* What is required:
The lines to be extracted begin at the line containing "Transcribe the text in this document." and end at the last line of the data below; copy them exactly and leave out the pictures.

Dataset entries
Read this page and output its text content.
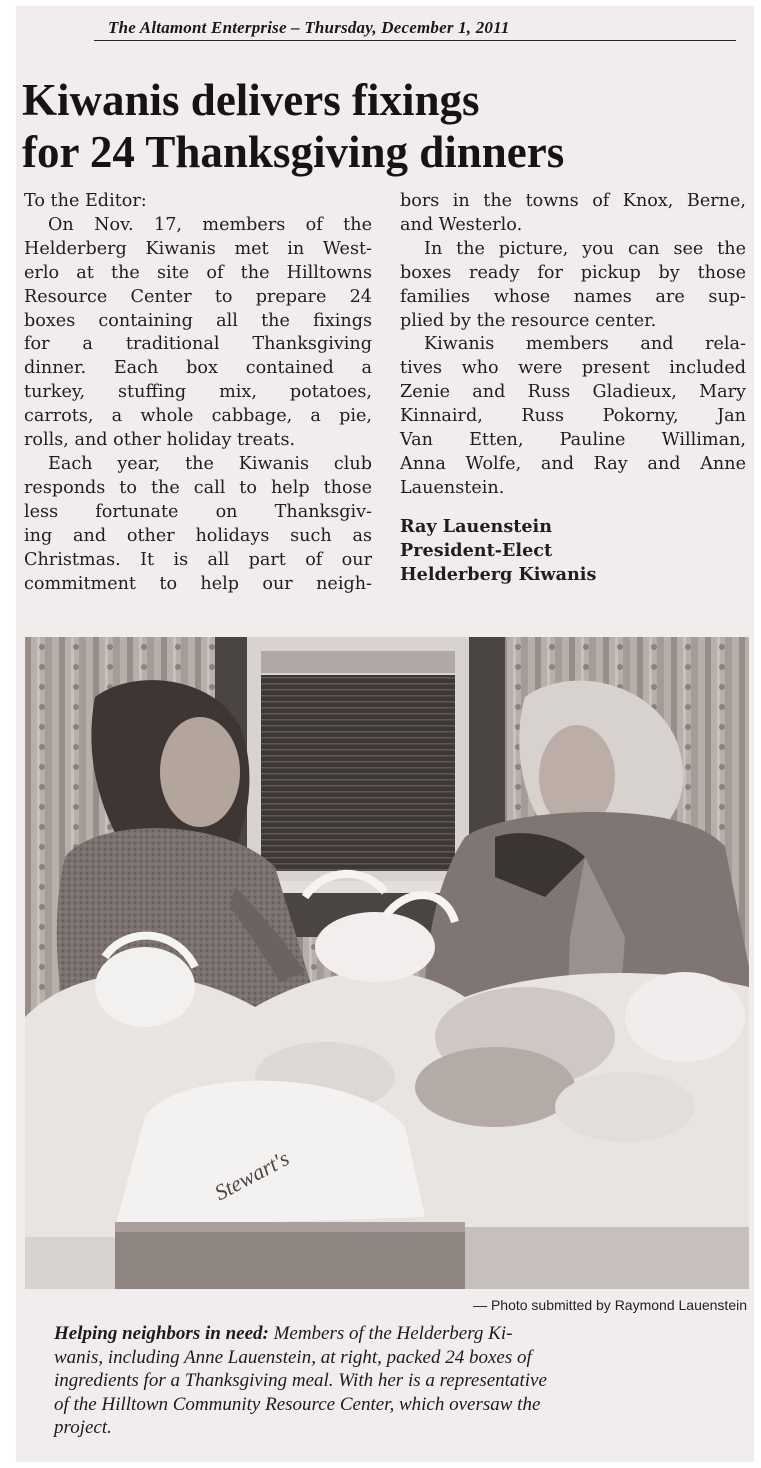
The Altamont Enterprise – Thursday, December 1, 2011
Kiwanis delivers fixings
for 24 Thanksgiving dinners

To the Editor:

On Nov. 17, members of the
Helderberg Kiwanis met in West-
erlo at the site of the Hilltowns
Resource Center to prepare 24
boxes containing all the fixings
for a traditional Thanksgiving
dinner. Each box contained a
turkey, stuffing mix, potatoes,
carrots, a whole cabbage, a pie,
rolls, and other holiday treats.
Each year, the Kiwanis club
responds to the call to help those
less fortunate on Thanksgiv-
ing and other holidays such as
Christmas. It is all part of our
commitment to help our neigh-

bors in the towns of Knox, Berne,
and Westerlo.
In the picture, you can see the
boxes ready for pickup by those
families whose names are sup-
plied by the resource center.
Kiwanis members and rela-
tives who were present included
Zenie and Russ Gladieux, Mary
Kinnaird, Russ Pokorny, Jan
Van Etten, Pauline Williman,
Anna Wolfe, and Ray and Anne
Lauenstein.

Ray Lauenstein
President-Elect
Helderberg Kiwanis
Stewart's
— Photo submitted by Raymond Lauenstein
Helping neighbors in need: Members of the Helderberg Ki-
wanis, including Anne Lauenstein, at right, packed 24 boxes of
ingredients for a Thanksgiving meal. With her is a representative
of the Hilltown Community Resource Center, which oversaw the
project.
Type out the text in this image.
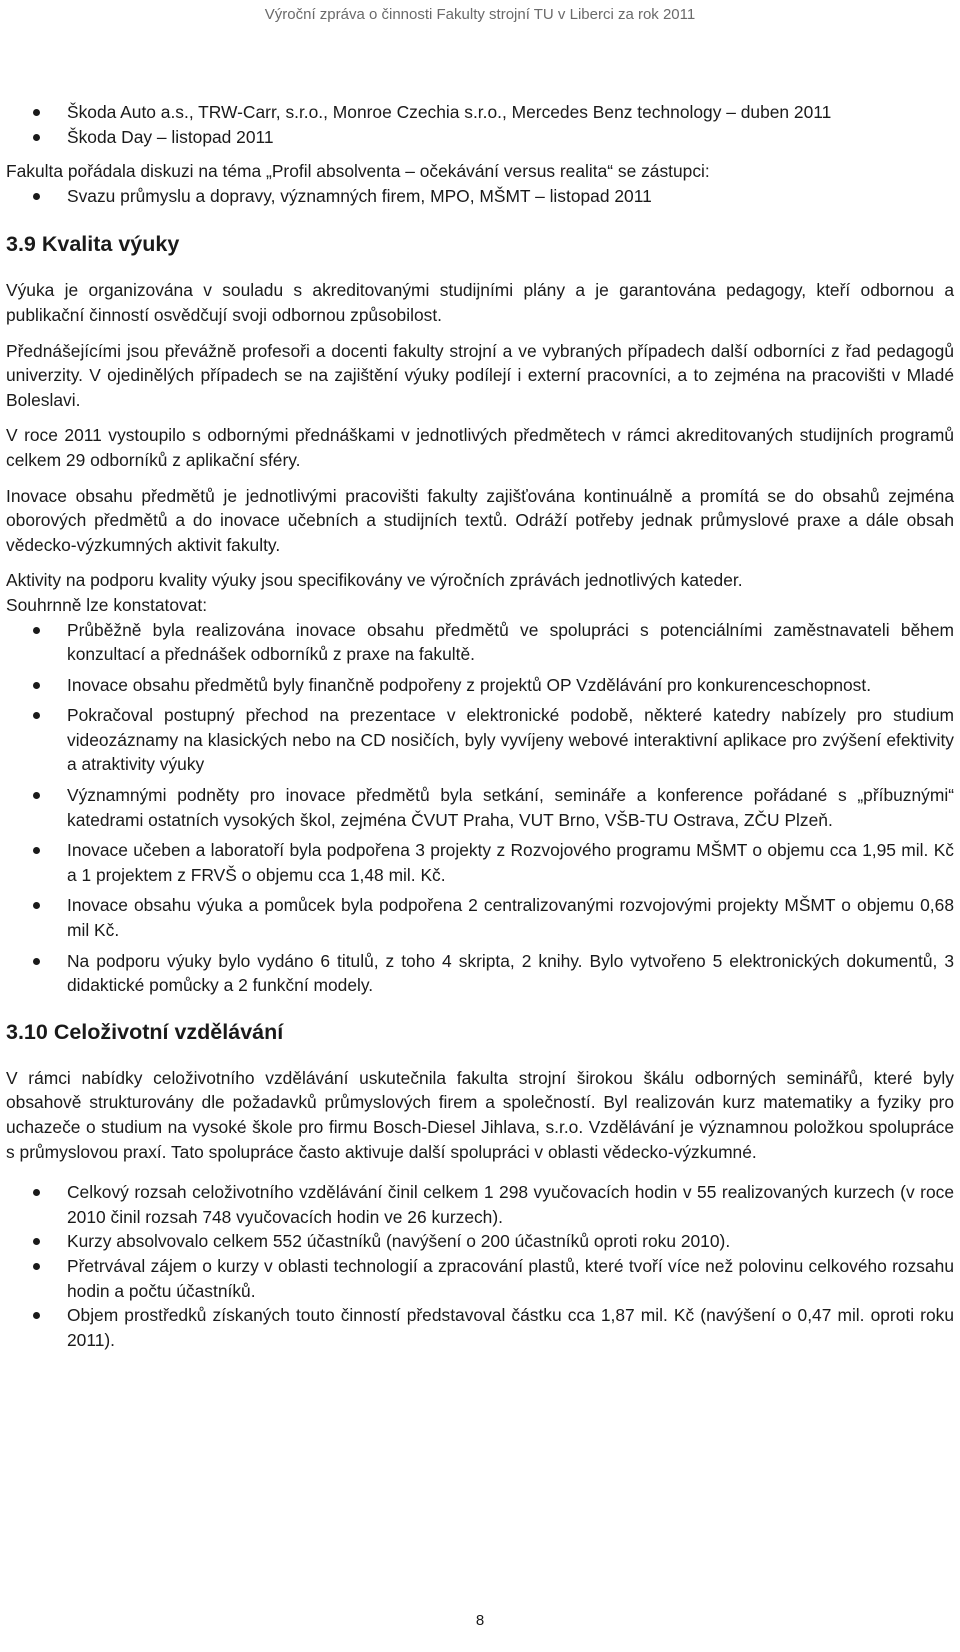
Výroční zpráva o činnosti Fakulty strojní TU v Liberci za rok 2011
Škoda Auto a.s., TRW-Carr, s.r.o., Monroe Czechia s.r.o., Mercedes Benz technology – duben 2011
Škoda Day – listopad 2011

Fakulta pořádala diskuzi na téma „Profil absolventa – očekávání versus realita“ se zástupci:

Svazu průmyslu a dopravy, významných firem, MPO, MŠMT – listopad 2011
3.9 Kvalita výuky

Výuka je organizována v souladu s akreditovanými studijními plány a je garantována pedagogy, kteří odbornou a publikační činností osvědčují svoji odbornou způsobilost.

Přednášejícími jsou převážně profesoři a docenti fakulty strojní a ve vybraných případech další odborníci z řad pedagogů univerzity. V ojedinělých případech se na zajištění výuky podílejí i externí pracovníci, a to zejména na pracovišti v Mladé Boleslavi.

V roce 2011 vystoupilo s odbornými přednáškami v jednotlivých předmětech v rámci akreditovaných studijních programů celkem 29 odborníků z aplikační sféry.

Inovace obsahu předmětů je jednotlivými pracovišti fakulty zajišťována kontinuálně a promítá se do obsahů zejména oborových předmětů a do inovace učebních a studijních textů. Odráží potřeby jednak průmyslové praxe a dále obsah vědecko-výzkumných aktivit fakulty.

Aktivity na podporu kvality výuky jsou specifikovány ve výročních zprávách jednotlivých kateder.
Souhrnně lze konstatovat:

Průběžně byla realizována inovace obsahu předmětů ve spolupráci s potenciálními zaměstnavateli během konzultací a přednášek odborníků z praxe na fakultě.
Inovace obsahu předmětů byly finančně podpořeny z projektů OP Vzdělávání pro konkurenceschopnost.
Pokračoval postupný přechod na prezentace v elektronické podobě, některé katedry nabízely pro studium videozáznamy na klasických nebo na CD nosičích, byly vyvíjeny webové interaktivní aplikace pro zvýšení efektivity a atraktivity výuky
Významnými podněty pro inovace předmětů byla setkání, semináře a konference pořádané s „příbuznými“ katedrami ostatních vysokých škol, zejména ČVUT Praha, VUT Brno, VŠB-TU Ostrava, ZČU Plzeň.
Inovace učeben a laboratoří byla podpořena 3 projekty z Rozvojového programu MŠMT o objemu cca 1,95 mil. Kč a 1 projektem z FRVŠ o objemu cca 1,48 mil. Kč.
Inovace obsahu výuka a pomůcek byla podpořena 2 centralizovanými rozvojovými projekty MŠMT o objemu 0,68 mil Kč.
Na podporu výuky bylo vydáno 6 titulů, z toho 4 skripta, 2 knihy. Bylo vytvořeno 5 elektronických dokumentů, 3 didaktické pomůcky a 2 funkční modely.
3.10 Celoživotní vzdělávání

V rámci nabídky celoživotního vzdělávání uskutečnila fakulta strojní širokou škálu odborných seminářů, které byly obsahově strukturovány dle požadavků průmyslových firem a společností. Byl realizován kurz matematiky a fyziky pro uchazeče o studium na vysoké škole pro firmu Bosch-Diesel Jihlava, s.r.o. Vzdělávání je významnou položkou spolupráce s průmyslovou praxí. Tato spolupráce často aktivuje další spolupráci v oblasti vědecko-výzkumné.

Celkový rozsah celoživotního vzdělávání činil celkem 1 298 vyučovacích hodin v 55 realizovaných kurzech (v roce 2010 činil rozsah 748 vyučovacích hodin ve 26 kurzech).
Kurzy absolvovalo celkem 552 účastníků (navýšení o 200 účastníků oproti roku 2010).
Přetrvával zájem o kurzy v oblasti technologií a zpracování plastů, které tvoří více než polovinu celkového rozsahu hodin a počtu účastníků.
Objem prostředků získaných touto činností představoval částku cca 1,87 mil. Kč (navýšení o 0,47 mil. oproti roku 2011).
8
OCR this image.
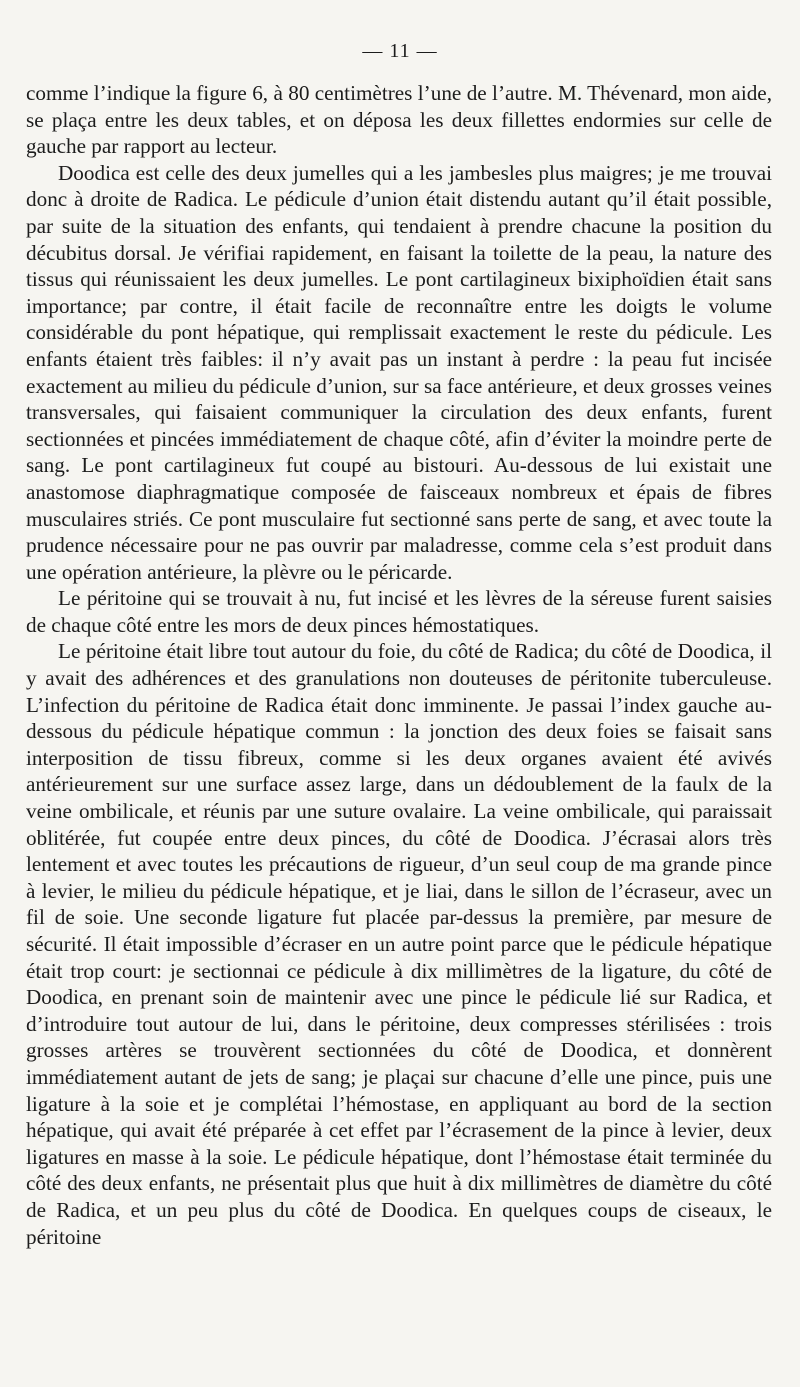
— 11 —

comme l’indique la figure 6, à 80 centimètres l’une de l’autre. M. Thévenard, mon aide, se plaça entre les deux tables, et on déposa les deux fillettes endormies sur celle de gauche par rapport au lecteur.

Doodica est celle des deux jumelles qui a les jambesles plus maigres; je me trouvai donc à droite de Radica. Le pédicule d’union était distendu autant qu’il était possible, par suite de la situation des enfants, qui tendaient à prendre chacune la position du décubitus dorsal. Je vérifiai rapidement, en faisant la toilette de la peau, la nature des tissus qui réunissaient les deux jumelles. Le pont cartilagineux bixiphoïdien était sans importance; par contre, il était facile de reconnaître entre les doigts le volume considérable du pont hépatique, qui remplissait exactement le reste du pédicule. Les enfants étaient très faibles: il n’y avait pas un instant à perdre : la peau fut incisée exactement au milieu du pédicule d’union, sur sa face antérieure, et deux grosses veines transversales, qui faisaient communiquer la circulation des deux enfants, furent sectionnées et pincées immédiatement de chaque côté, afin d’éviter la moindre perte de sang. Le pont cartilagineux fut coupé au bistouri. Au-dessous de lui existait une anastomose diaphragmatique composée de faisceaux nombreux et épais de fibres musculaires striés. Ce pont musculaire fut sectionné sans perte de sang, et avec toute la prudence nécessaire pour ne pas ouvrir par maladresse, comme cela s’est produit dans une opération antérieure, la plèvre ou le péricarde.

Le péritoine qui se trouvait à nu, fut incisé et les lèvres de la séreuse furent saisies de chaque côté entre les mors de deux pinces hémostatiques.

Le péritoine était libre tout autour du foie, du côté de Radica; du côté de Doodica, il y avait des adhérences et des granulations non douteuses de péritonite tuberculeuse. L’infection du péritoine de Radica était donc imminente. Je passai l’index gauche au-dessous du pédicule hépatique commun : la jonction des deux foies se faisait sans interposition de tissu fibreux, comme si les deux organes avaient été avivés antérieurement sur une surface assez large, dans un dédoublement de la faulx de la veine ombilicale, et réunis par une suture ovalaire. La veine ombilicale, qui paraissait oblitérée, fut coupée entre deux pinces, du côté de Doodica. J’écrasai alors très lentement et avec toutes les précautions de rigueur, d’un seul coup de ma grande pince à levier, le milieu du pédicule hépatique, et je liai, dans le sillon de l’écraseur, avec un fil de soie. Une seconde ligature fut placée par-dessus la première, par mesure de sécurité. Il était impossible d’écraser en un autre point parce que le pédicule hépatique était trop court: je sectionnai ce pédicule à dix millimètres de la ligature, du côté de Doodica, en prenant soin de maintenir avec une pince le pédicule lié sur Radica, et d’introduire tout autour de lui, dans le péritoine, deux compresses stérilisées : trois grosses artères se trouvèrent sectionnées du côté de Doodica, et donnèrent immédiatement autant de jets de sang; je plaçai sur chacune d’elle une pince, puis une ligature à la soie et je complétai l’hémostase, en appliquant au bord de la section hépatique, qui avait été préparée à cet effet par l’écrasement de la pince à levier, deux ligatures en masse à la soie. Le pédicule hépatique, dont l’hémostase était terminée du côté des deux enfants, ne présentait plus que huit à dix millimètres de diamètre du côté de Radica, et un peu plus du côté de Doodica. En quelques coups de ciseaux, le péritoine
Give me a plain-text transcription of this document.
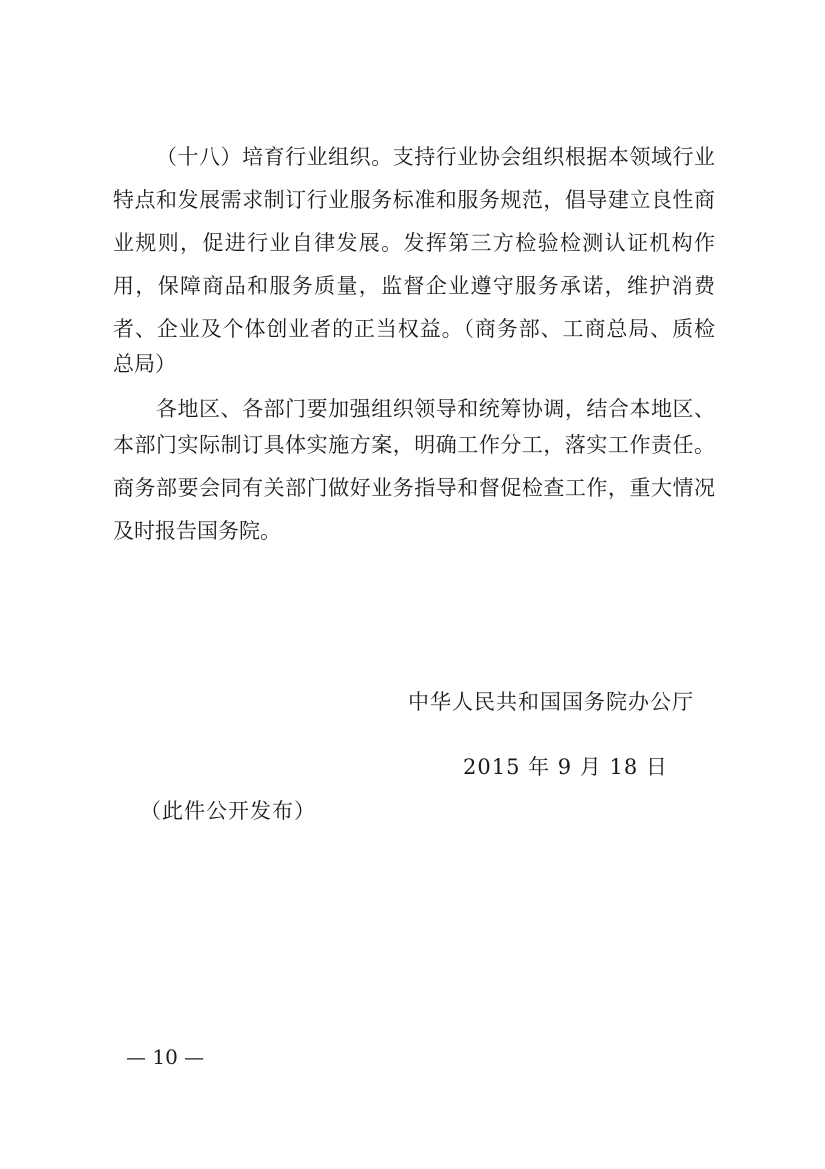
（十八）培育行业组织。支持行业协会组织根据本领域行业
特点和发展需求制订行业服务标准和服务规范，倡导建立良性商
业规则，促进行业自律发展。发挥第三方检验检测认证机构作
用，保障商品和服务质量，监督企业遵守服务承诺，维护消费
者、企业及个体创业者的正当权益。（商务部、工商总局、质检
总局）
各地区、各部门要加强组织领导和统筹协调，结合本地区、
本部门实际制订具体实施方案，明确工作分工，落实工作责任。
商务部要会同有关部门做好业务指导和督促检查工作，重大情况
及时报告国务院。
中华人民共和国国务院办公厅
2015 年 9 月 18 日
（此件公开发布）
— 10 —
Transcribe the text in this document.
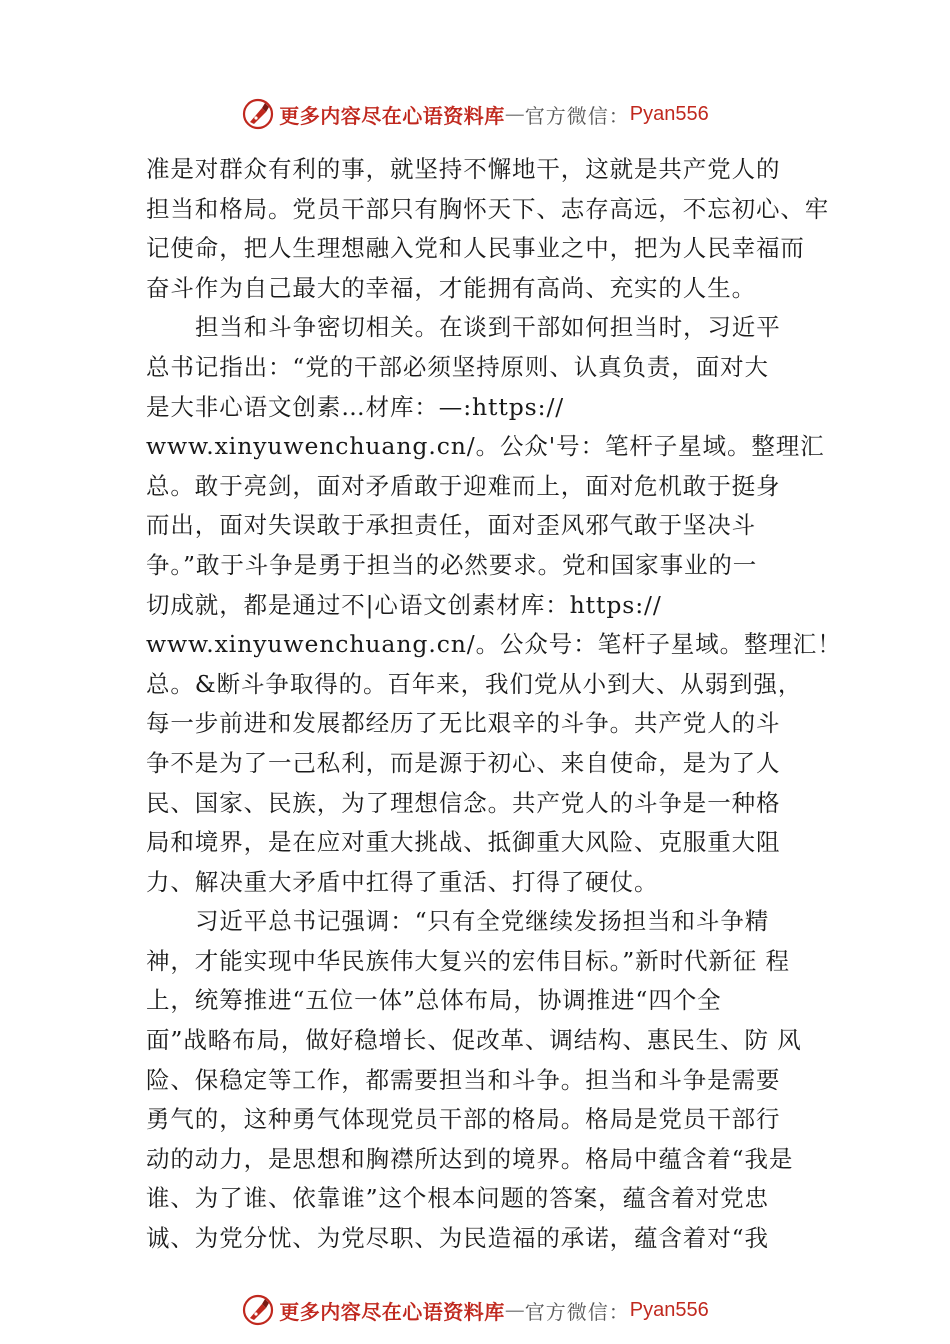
更多内容尽在心语资料库 — 官方微信： Pyan556
准是对群众有利的事，就坚持不懈地干，这就是共产党人的
担当和格局。党员干部只有胸怀天下、志存高远，不忘初心、牢
记使命，把人生理想融入党和人民事业之中，把为人民幸福而
奋斗作为自己最大的幸福，才能拥有高尚、充实的人生。
担当和斗争密切相关。在谈到干部如何担当时，习近平
总书记指出：“党的干部必须坚持原则、认真负责，面对大
是大非心语文创素…材库：—:https://
www.xinyuwenchuang.cn/。公众'号：笔杆子星域。整理汇
总。敢于亮剑，面对矛盾敢于迎难而上，面对危机敢于挺身
而出，面对失误敢于承担责任，面对歪风邪气敢于坚决斗
争。”敢于斗争是勇于担当的必然要求。党和国家事业的一
切成就，都是通过不|心语文创素材库：https://
www.xinyuwenchuang.cn/。公众号：笔杆子星域。整理汇！
总。&断斗争取得的。百年来，我们党从小到大、从弱到强，
每一步前进和发展都经历了无比艰辛的斗争。共产党人的斗
争不是为了一己私利，而是源于初心、来自使命，是为了人
民、国家、民族，为了理想信念。共产党人的斗争是一种格
局和境界，是在应对重大挑战、抵御重大风险、克服重大阻
力、解决重大矛盾中扛得了重活、打得了硬仗。
习近平总书记强调：“只有全党继续发扬担当和斗争精
神，才能实现中华民族伟大复兴的宏伟目标。”新时代新征 程
上，统筹推进“五位一体”总体布局，协调推进“四个全
面”战略布局，做好稳增长、促改革、调结构、惠民生、防 风
险、保稳定等工作，都需要担当和斗争。担当和斗争是需要
勇气的，这种勇气体现党员干部的格局。格局是党员干部行
动的动力，是思想和胸襟所达到的境界。格局中蕴含着“我是
谁、为了谁、依靠谁”这个根本问题的答案，蕴含着对党忠
诚、为党分忧、为党尽职、为民造福的承诺，蕴含着对“我
更多内容尽在心语资料库 — 官方微信： Pyan556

* Solution:
Transcribe the text in this document.
更多内容尽在心语资料库 — 官方微信： Pyan556
准是对群众有利的事，就坚持不懈地干，这就是共产党人的
担当和格局。党员干部只有胸怀天下、志存高远，不忘初心、牢
记使命，把人生理想融入党和人民事业之中，把为人民幸福而
奋斗作为自己最大的幸福，才能拥有高尚、充实的人生。
担当和斗争密切相关。在谈到干部如何担当时，习近平
总书记指出：“党的干部必须坚持原则、认真负责，面对大
是大非心语文创素…材库：—:https://
www.xinyuwenchuang.cn/。公众'号：笔杆子星域。整理汇
总。敢于亮剑，面对矛盾敢于迎难而上，面对危机敢于挺身
而出，面对失误敢于承担责任，面对歪风邪气敢于坚决斗
争。”敢于斗争是勇于担当的必然要求。党和国家事业的一
切成就，都是通过不|心语文创素材库：https://
www.xinyuwenchuang.cn/。公众号：笔杆子星域。整理汇！
总。&断斗争取得的。百年来，我们党从小到大、从弱到强，
每一步前进和发展都经历了无比艰辛的斗争。共产党人的斗
争不是为了一己私利，而是源于初心、来自使命，是为了人
民、国家、民族，为了理想信念。共产党人的斗争是一种格
局和境界，是在应对重大挑战、抵御重大风险、克服重大阻
力、解决重大矛盾中扛得了重活、打得了硬仗。
习近平总书记强调：“只有全党继续发扬担当和斗争精
神，才能实现中华民族伟大复兴的宏伟目标。”新时代新征 程
上，统筹推进“五位一体”总体布局，协调推进“四个全
面”战略布局，做好稳增长、促改革、调结构、惠民生、防 风
险、保稳定等工作，都需要担当和斗争。担当和斗争是需要
勇气的，这种勇气体现党员干部的格局。格局是党员干部行
动的动力，是思想和胸襟所达到的境界。格局中蕴含着“我是
谁、为了谁、依靠谁”这个根本问题的答案，蕴含着对党忠
诚、为党分忧、为党尽职、为民造福的承诺，蕴含着对“我
更多内容尽在心语资料库 — 官方微信： Pyan556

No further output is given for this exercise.